# WHAT THE TASK ASKS:
Below are some entries. Output each one exactly as it appears.

──────────────────────────────

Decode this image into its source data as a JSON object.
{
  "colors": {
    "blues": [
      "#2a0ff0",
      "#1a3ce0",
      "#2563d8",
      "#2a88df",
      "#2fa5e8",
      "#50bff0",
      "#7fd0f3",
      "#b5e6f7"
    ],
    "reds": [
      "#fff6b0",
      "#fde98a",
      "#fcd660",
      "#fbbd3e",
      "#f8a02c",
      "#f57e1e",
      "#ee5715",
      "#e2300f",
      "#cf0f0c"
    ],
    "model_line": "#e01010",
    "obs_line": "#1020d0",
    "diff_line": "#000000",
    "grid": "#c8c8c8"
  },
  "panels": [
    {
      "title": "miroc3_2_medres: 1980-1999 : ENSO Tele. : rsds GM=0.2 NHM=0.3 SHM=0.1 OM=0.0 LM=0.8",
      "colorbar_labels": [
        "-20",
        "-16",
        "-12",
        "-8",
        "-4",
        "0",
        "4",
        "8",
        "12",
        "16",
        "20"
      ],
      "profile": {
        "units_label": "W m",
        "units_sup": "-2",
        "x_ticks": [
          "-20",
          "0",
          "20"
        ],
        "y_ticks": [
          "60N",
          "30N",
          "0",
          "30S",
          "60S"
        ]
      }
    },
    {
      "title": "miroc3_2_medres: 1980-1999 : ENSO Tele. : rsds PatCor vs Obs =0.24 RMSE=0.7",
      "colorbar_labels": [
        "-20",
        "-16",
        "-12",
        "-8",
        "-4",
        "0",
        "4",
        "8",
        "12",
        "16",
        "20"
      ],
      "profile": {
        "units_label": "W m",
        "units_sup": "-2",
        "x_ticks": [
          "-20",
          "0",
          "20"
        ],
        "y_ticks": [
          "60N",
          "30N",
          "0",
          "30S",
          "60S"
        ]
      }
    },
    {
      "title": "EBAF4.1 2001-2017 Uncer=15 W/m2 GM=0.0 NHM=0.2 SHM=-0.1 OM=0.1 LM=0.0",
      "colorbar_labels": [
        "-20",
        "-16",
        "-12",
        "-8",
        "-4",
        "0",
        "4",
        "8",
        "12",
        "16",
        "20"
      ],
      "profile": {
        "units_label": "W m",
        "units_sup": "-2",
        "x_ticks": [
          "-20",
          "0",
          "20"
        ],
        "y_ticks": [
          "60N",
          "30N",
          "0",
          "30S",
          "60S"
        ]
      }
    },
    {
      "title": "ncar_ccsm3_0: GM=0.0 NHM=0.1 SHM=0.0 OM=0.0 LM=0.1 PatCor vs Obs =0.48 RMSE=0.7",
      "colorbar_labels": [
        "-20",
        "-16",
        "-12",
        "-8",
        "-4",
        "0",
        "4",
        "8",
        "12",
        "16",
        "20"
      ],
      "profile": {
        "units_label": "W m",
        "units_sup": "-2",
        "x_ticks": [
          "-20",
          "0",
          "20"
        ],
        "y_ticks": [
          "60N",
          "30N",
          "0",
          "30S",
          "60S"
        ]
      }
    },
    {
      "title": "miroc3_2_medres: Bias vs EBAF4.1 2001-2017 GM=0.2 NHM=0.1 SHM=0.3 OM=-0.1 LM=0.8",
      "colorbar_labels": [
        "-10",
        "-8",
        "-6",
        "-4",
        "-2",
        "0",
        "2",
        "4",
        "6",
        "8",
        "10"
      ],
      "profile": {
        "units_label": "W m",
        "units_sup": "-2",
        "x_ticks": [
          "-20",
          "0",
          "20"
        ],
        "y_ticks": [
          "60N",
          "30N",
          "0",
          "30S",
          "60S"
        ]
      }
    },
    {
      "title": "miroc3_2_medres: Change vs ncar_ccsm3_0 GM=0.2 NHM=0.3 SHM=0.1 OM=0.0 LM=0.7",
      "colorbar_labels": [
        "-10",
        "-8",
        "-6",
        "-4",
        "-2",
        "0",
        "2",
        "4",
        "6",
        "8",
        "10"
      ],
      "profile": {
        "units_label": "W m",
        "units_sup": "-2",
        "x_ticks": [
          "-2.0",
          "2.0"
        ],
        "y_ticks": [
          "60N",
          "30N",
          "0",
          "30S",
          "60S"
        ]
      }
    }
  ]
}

──────────────────────────────

# SOLUTION:
Decode this image into its source data as a JSON object.
{
  "colors": {
    "blues": [
      "#2a0ff0",
      "#1a3ce0",
      "#2563d8",
      "#2a88df",
      "#2fa5e8",
      "#50bff0",
      "#7fd0f3",
      "#b5e6f7"
    ],
    "reds": [
      "#fff6b0",
      "#fde98a",
      "#fcd660",
      "#fbbd3e",
      "#f8a02c",
      "#f57e1e",
      "#ee5715",
      "#e2300f",
      "#cf0f0c"
    ],
    "model_line": "#e01010",
    "obs_line": "#1020d0",
    "diff_line": "#000000",
    "grid": "#c8c8c8"
  },
  "panels": [
    {
      "title": "miroc3_2_medres: 1980-1999 : ENSO Tele. : rsds GM=0.2 NHM=0.3 SHM=0.1 OM=0.0 LM=0.8",
      "colorbar_labels": [
        "-20",
        "-16",
        "-12",
        "-8",
        "-4",
        "0",
        "4",
        "8",
        "12",
        "16",
        "20"
      ],
      "profile": {
        "units_label": "W m",
        "units_sup": "-2",
        "x_ticks": [
          "-20",
          "0",
          "20"
        ],
        "y_ticks": [
          "60N",
          "30N",
          "0",
          "30S",
          "60S"
        ]
      }
    },
    {
      "title": "miroc3_2_medres: 1980-1999 : ENSO Tele. : rsds PatCor vs Obs =0.24 RMSE=0.7",
      "colorbar_labels": [
        "-20",
        "-16",
        "-12",
        "-8",
        "-4",
        "0",
        "4",
        "8",
        "12",
        "16",
        "20"
      ],
      "profile": {
        "units_label": "W m",
        "units_sup": "-2",
        "x_ticks": [
          "-20",
          "0",
          "20"
        ],
        "y_ticks": [
          "60N",
          "30N",
          "0",
          "30S",
          "60S"
        ]
      }
    },
    {
      "title": "EBAF4.1 2001-2017 Uncer=15 W/m2 GM=0.0 NHM=0.2 SHM=-0.1 OM=0.1 LM=0.0",
      "colorbar_labels": [
        "-20",
        "-16",
        "-12",
        "-8",
        "-4",
        "0",
        "4",
        "8",
        "12",
        "16",
        "20"
      ],
      "profile": {
        "units_label": "W m",
        "units_sup": "-2",
        "x_ticks": [
          "-20",
          "0",
          "20"
        ],
        "y_ticks": [
          "60N",
          "30N",
          "0",
          "30S",
          "60S"
        ]
      }
    },
    {
      "title": "ncar_ccsm3_0: GM=0.0 NHM=0.1 SHM=0.0 OM=0.0 LM=0.1 PatCor vs Obs =0.48 RMSE=0.7",
      "colorbar_labels": [
        "-20",
        "-16",
        "-12",
        "-8",
        "-4",
        "0",
        "4",
        "8",
        "12",
        "16",
        "20"
      ],
      "profile": {
        "units_label": "W m",
        "units_sup": "-2",
        "x_ticks": [
          "-20",
          "0",
          "20"
        ],
        "y_ticks": [
          "60N",
          "30N",
          "0",
          "30S",
          "60S"
        ]
      }
    },
    {
      "title": "miroc3_2_medres: Bias vs EBAF4.1 2001-2017 GM=0.2 NHM=0.1 SHM=0.3 OM=-0.1 LM=0.8",
      "colorbar_labels": [
        "-10",
        "-8",
        "-6",
        "-4",
        "-2",
        "0",
        "2",
        "4",
        "6",
        "8",
        "10"
      ],
      "profile": {
        "units_label": "W m",
        "units_sup": "-2",
        "x_ticks": [
          "-20",
          "0",
          "20"
        ],
        "y_ticks": [
          "60N",
          "30N",
          "0",
          "30S",
          "60S"
        ]
      }
    },
    {
      "title": "miroc3_2_medres: Change vs ncar_ccsm3_0 GM=0.2 NHM=0.3 SHM=0.1 OM=0.0 LM=0.7",
      "colorbar_labels": [
        "-10",
        "-8",
        "-6",
        "-4",
        "-2",
        "0",
        "2",
        "4",
        "6",
        "8",
        "10"
      ],
      "profile": {
        "units_label": "W m",
        "units_sup": "-2",
        "x_ticks": [
          "-2.0",
          "2.0"
        ],
        "y_ticks": [
          "60N",
          "30N",
          "0",
          "30S",
          "60S"
        ]
      }
    }
  ]
}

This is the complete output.